→ What the task requires
Return every line of the data below that includes the string "name".

________________

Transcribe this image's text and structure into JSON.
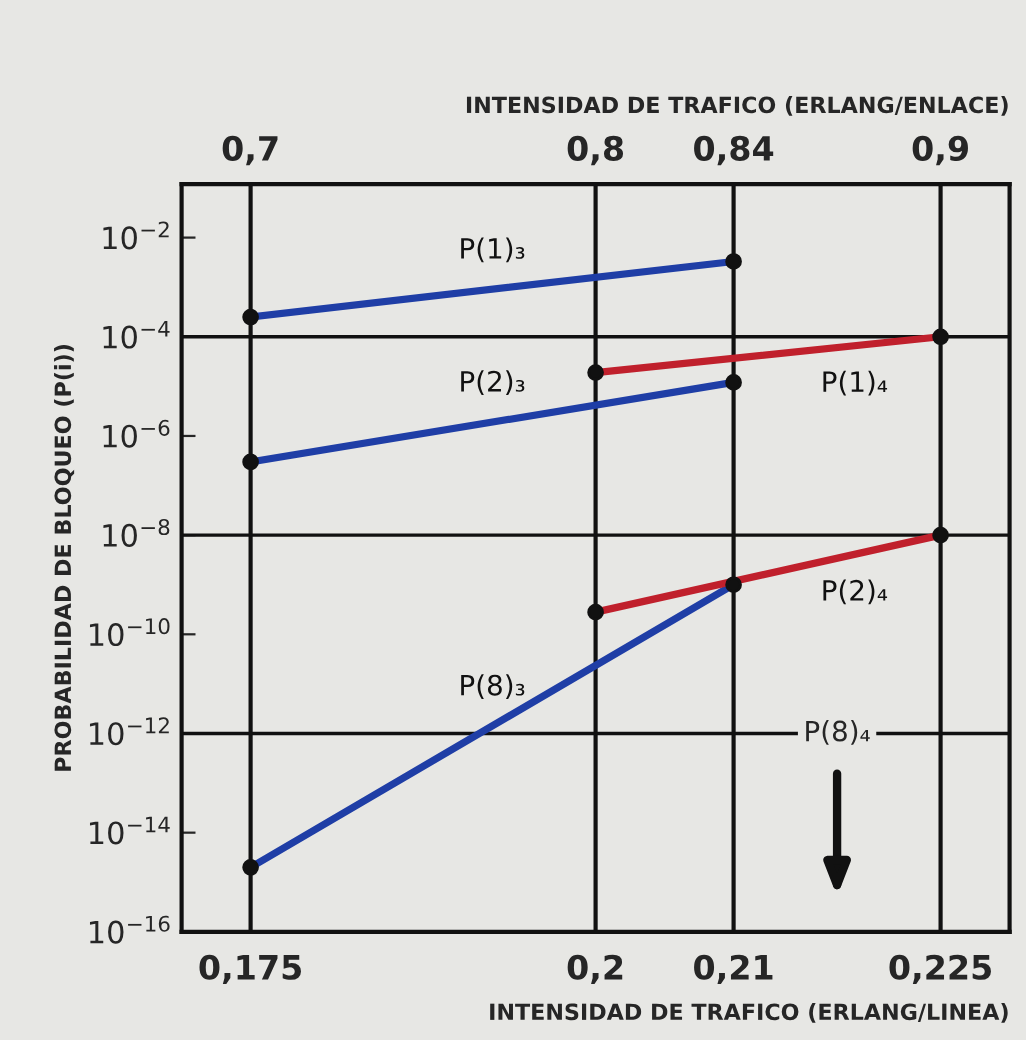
{
  "chart_data": {
    "type": "line",
    "xlabel": "INTENSIDAD DE TRAFICO (ERLANG/LINEA)",
    "x2label": "INTENSIDAD DE TRAFICO (ERLANG/ENLACE)",
    "ylabel": "PROBABILIDAD DE BLOQUEO (P(i))",
    "log": "y",
    "grid": "x",
    "marker": "circle",
    "line_style": "solid",
    "xlim": [
      0.17,
      0.23
    ],
    "xticks": [
      {
        "value": 0.175,
        "label": "0,175"
      },
      {
        "value": 0.2,
        "label": "0,2"
      },
      {
        "value": 0.21,
        "label": "0,21"
      },
      {
        "value": 0.225,
        "label": "0,225"
      }
    ],
    "x2lim": [
      0.68,
      0.92
    ],
    "x2ticks": [
      {
        "value": 0.7,
        "label": "0,7"
      },
      {
        "value": 0.8,
        "label": "0,8"
      },
      {
        "value": 0.84,
        "label": "0,84"
      },
      {
        "value": 0.9,
        "label": "0,9"
      }
    ],
    "ylim": [
      1e-16,
      0.12
    ],
    "yticks": [
      {
        "value": 0.01,
        "label": "10$^{−2}$"
      },
      {
        "value": 0.0001,
        "label": "10$^{−4}$"
      },
      {
        "value": 1e-06,
        "label": "10$^{−6}$"
      },
      {
        "value": 1e-08,
        "label": "10$^{−8}$"
      },
      {
        "value": 1e-10,
        "label": "10$^{−10}$"
      },
      {
        "value": 1e-12,
        "label": "10$^{−12}$"
      },
      {
        "value": 1e-14,
        "label": "10$^{−14}$"
      },
      {
        "value": 1e-16,
        "label": "10$^{−16}$"
      }
    ],
    "ref_lines": [
      {
        "axis": "y",
        "value": 0.0001,
        "color": "#111111"
      },
      {
        "axis": "y",
        "value": 1e-08,
        "color": "#111111"
      },
      {
        "axis": "y",
        "value": 1e-12,
        "color": "#111111"
      }
    ],
    "series": [
      {
        "name": "P(1)₃",
        "color": "#1f3ea6",
        "x": [
          0.175,
          0.21
        ],
        "values": [
          0.00025,
          0.0033
        ]
      },
      {
        "name": "P(2)₃",
        "color": "#1f3ea6",
        "x": [
          0.175,
          0.21
        ],
        "values": [
          3e-07,
          1.2e-05
        ]
      },
      {
        "name": "P(8)₃",
        "color": "#1f3ea6",
        "x": [
          0.175,
          0.21
        ],
        "values": [
          2e-15,
          1e-09
        ]
      },
      {
        "name": "P(1)₄",
        "color": "#c0202c",
        "x": [
          0.2,
          0.225
        ],
        "values": [
          1.9e-05,
          0.0001
        ]
      },
      {
        "name": "P(2)₄",
        "color": "#c0202c",
        "x": [
          0.2,
          0.225
        ],
        "values": [
          2.8e-10,
          1e-08
        ]
      }
    ],
    "annotations": [
      {
        "text": "P(8)₄",
        "x": 0.2175,
        "y": 1e-12
      }
    ]
  }
}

________________

→ Solution below
        "name": "P(1)₃",
        "name": "P(2)₃",
        "name": "P(8)₃",
        "name": "P(1)₄",
        "name": "P(2)₄",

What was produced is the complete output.